_Written task:_ How many lines of the records contain the word "elements"? Give only the number.

Layout element annotations:
□ □ □ □
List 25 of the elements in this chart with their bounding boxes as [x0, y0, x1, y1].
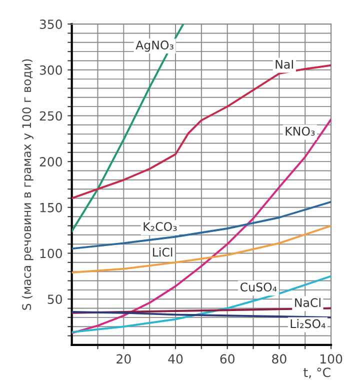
annotation: CuSO₄: [240, 282, 277, 292]
line-series: [72, 24, 184, 232]
annotation: NaI: [276, 60, 293, 69]
x-tick-label: 80: [272, 354, 286, 364]
x-tick-label: 100: [320, 354, 342, 364]
y-tick-label: 300: [40, 65, 62, 75]
y-tick-label: 200: [40, 157, 62, 166]
y-tick-label: 100: [40, 248, 62, 258]
x-tick-label: 60: [220, 354, 234, 364]
annotation: LiCl: [153, 248, 172, 257]
x-axis-title: t, °C: [304, 368, 330, 378]
y-tick-label: 350: [40, 20, 62, 29]
x-tick-label: 40: [168, 354, 183, 364]
annotation: NaCl: [295, 298, 320, 308]
x-tick-label: 20: [116, 354, 131, 364]
annotation: AgNO₃: [136, 40, 174, 52]
annotation: KNO₃: [286, 126, 315, 136]
line-series: [72, 275, 332, 334]
y-tick-label: 250: [40, 111, 62, 121]
line-series: [72, 118, 332, 334]
annotation: K₂CO₃: [144, 222, 177, 232]
annotation: Li₂SO₄: [290, 319, 326, 328]
y-tick-label: 150: [40, 202, 62, 212]
y-tick-label: 50: [48, 294, 62, 304]
y-axis-title: S (маса речовини в грамах у 100 г води): [22, 59, 34, 310]
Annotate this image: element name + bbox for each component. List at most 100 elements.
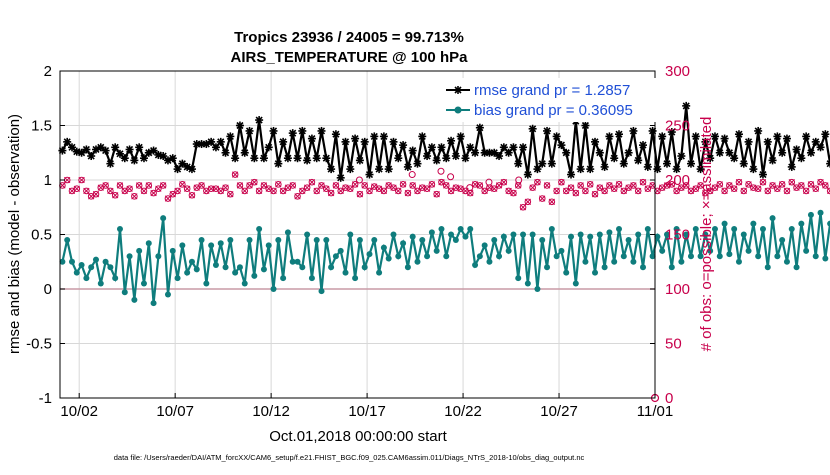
bias-point — [419, 236, 426, 243]
obs-possible-point — [447, 187, 455, 195]
bias-point — [126, 253, 133, 260]
obs-possible-point — [140, 187, 148, 195]
bias-point — [548, 226, 555, 233]
bias-point — [208, 242, 215, 249]
legend-marker-bias-dot — [454, 106, 462, 114]
rmse-point — [260, 154, 268, 162]
obs-possible-point — [409, 182, 416, 189]
bias-point — [793, 264, 800, 271]
bias-point — [635, 231, 642, 238]
rmse-point — [788, 163, 796, 171]
rmse-point — [711, 132, 719, 140]
rmse-point — [721, 135, 729, 143]
obs-possible-point — [289, 182, 297, 189]
obs-possible-point — [236, 182, 244, 189]
bias-series — [59, 209, 830, 307]
rmse-point — [178, 160, 186, 168]
obs-assimilated-point — [783, 187, 791, 195]
y-tick-label: 0.5 — [31, 227, 52, 244]
rmse-point — [351, 135, 359, 143]
obs-possible-point — [802, 187, 810, 195]
obs-possible-point — [323, 185, 330, 193]
bias-point — [817, 209, 824, 216]
bias-point — [438, 226, 445, 233]
bias-point — [659, 247, 666, 254]
rmse-point — [385, 165, 393, 173]
obs-assimilated-point — [323, 185, 330, 192]
bias-point — [294, 258, 301, 265]
bias-point — [496, 253, 503, 260]
rmse-point — [63, 138, 71, 146]
bias-point — [265, 242, 272, 249]
obs-possible-point — [740, 187, 748, 195]
obs-possible-point — [92, 190, 100, 198]
obs-possible-point — [332, 182, 340, 189]
rmse-point — [375, 165, 383, 173]
bias-point — [361, 264, 368, 271]
obs-possible-point — [663, 182, 671, 189]
obs-assimilated-point — [371, 183, 378, 190]
bias-point — [711, 226, 718, 233]
y-tick-label: -0.5 — [26, 336, 52, 353]
bias-point — [476, 253, 483, 260]
rmse-point — [241, 149, 249, 157]
bias-point — [630, 258, 637, 265]
obs-possible-point — [591, 190, 599, 198]
rmse-point — [221, 149, 230, 157]
bias-point — [678, 258, 685, 265]
obs-possible-point — [83, 187, 90, 195]
obs-possible-point — [111, 191, 119, 199]
bias-point — [769, 215, 776, 222]
rmse-point — [754, 127, 762, 135]
obs-possible-point — [682, 182, 690, 189]
obs-possible-point — [227, 190, 234, 198]
obs-assimilated-point — [750, 184, 757, 191]
bias-point — [318, 288, 325, 295]
chart-title: Tropics 23936 / 24005 = 99.713% — [234, 29, 464, 46]
rmse-point — [428, 143, 436, 151]
bias-point — [620, 253, 627, 260]
obs-assimilated-point — [433, 191, 440, 198]
legend-label-rmse: rmse grand pr = 1.2857 — [474, 82, 630, 99]
obs-assimilated-point — [356, 191, 364, 198]
y-tick-label: 2 — [44, 63, 52, 80]
obs-possible-point — [380, 187, 388, 195]
rmse-point — [346, 165, 354, 173]
obs-assimilated-point — [207, 185, 215, 192]
rmse-point — [500, 143, 508, 151]
bias-point — [284, 229, 291, 236]
rmse-point — [289, 129, 297, 137]
rmse-point — [783, 135, 791, 143]
bias-point — [380, 244, 387, 251]
bias-point — [558, 247, 565, 254]
bias-point — [227, 236, 234, 243]
obs-possible-point — [774, 185, 781, 193]
obs-possible-point — [179, 181, 186, 188]
bias-point — [443, 253, 450, 260]
bias-point — [270, 286, 277, 292]
rmse-point — [97, 143, 105, 151]
bias-point — [577, 231, 584, 238]
rmse-point — [399, 141, 407, 149]
y-tick-label: 0 — [44, 281, 52, 298]
obs-assimilated-point — [716, 181, 723, 188]
x-tick-label: 10/12 — [252, 403, 290, 420]
obs-assimilated-point — [726, 182, 733, 189]
legend-box — [440, 78, 658, 122]
bias-point — [457, 226, 464, 233]
rmse-point — [792, 145, 801, 154]
bias-point — [774, 253, 781, 260]
bias-point — [64, 236, 71, 243]
obs-possible-point — [529, 184, 536, 191]
obs-assimilated-point — [553, 187, 560, 195]
bias-point — [505, 247, 512, 254]
bias-point — [289, 258, 296, 265]
bias-point — [400, 240, 407, 247]
bias-point — [462, 233, 469, 240]
rmse-point — [106, 160, 114, 168]
rmse-point — [356, 156, 364, 164]
rmse-point — [567, 170, 575, 179]
bias-point — [404, 264, 411, 271]
x-tick-label: 11/01 — [637, 403, 673, 420]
□ □ □ □
_Expected answer:_ 2